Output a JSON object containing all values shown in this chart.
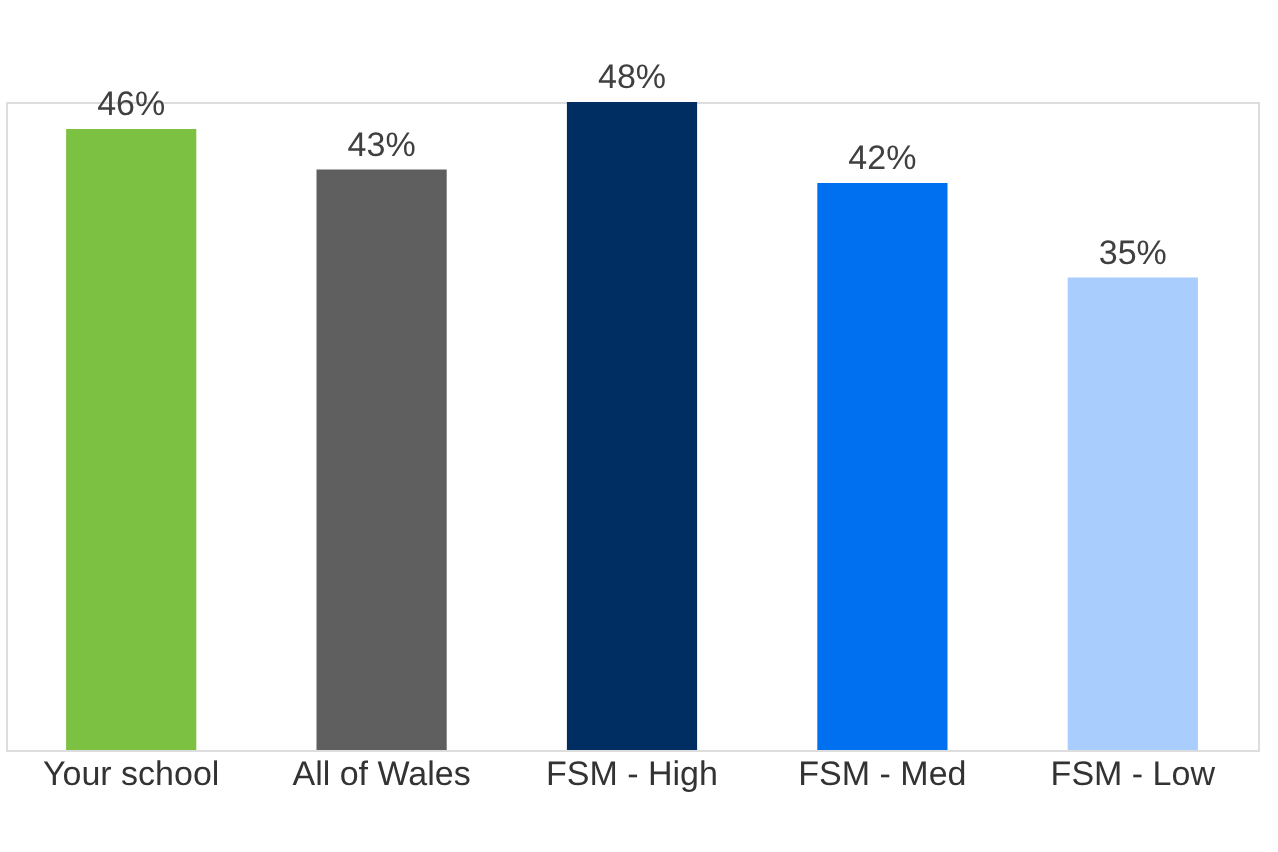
{
  "chart_data": {
    "type": "bar",
    "categories": [
      "Your school",
      "All of Wales",
      "FSM - High",
      "FSM - Med",
      "FSM - Low"
    ],
    "values": [
      46,
      43,
      48,
      42,
      35
    ],
    "value_labels": [
      "46%",
      "43%",
      "48%",
      "42%",
      "35%"
    ],
    "colors": [
      "#7dc142",
      "#5f5f5f",
      "#002d62",
      "#0070f0",
      "#a9cdfc"
    ],
    "tick_labels": "x",
    "grid": false
  }
}
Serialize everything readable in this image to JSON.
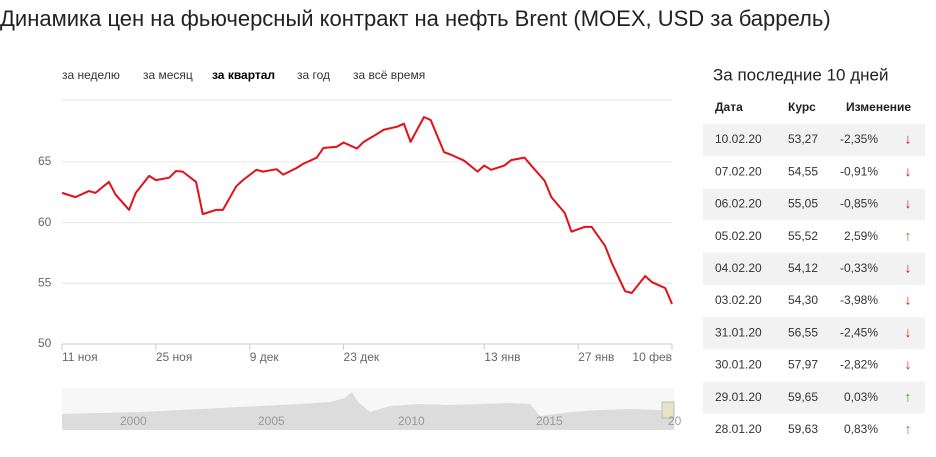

■ PROMPT
Copy every record above exactly, leaving out the pictures.

■ FULL SOLUTION
Output a JSON object containing all values shown in this chart.
{
  "chart_data": {
    "type": "bar",
    "categories": [
      "Your school",
      "All of Wales",
      "FSM - High",
      "FSM - Med",
      "FSM - Low"
    ],
    "values": [
      46,
      43,
      48,
      42,
      35
    ],
    "value_labels": [
      "46%",
      "43%",
      "48%",
      "42%",
      "35%"
    ],
    "colors": [
      "#7dc142",
      "#5f5f5f",
      "#002d62",
      "#0070f0",
      "#a9cdfc"
    ],
    "tick_labels": "x",
    "grid": false
  }
}
Serialize everything readable in this image to JSON.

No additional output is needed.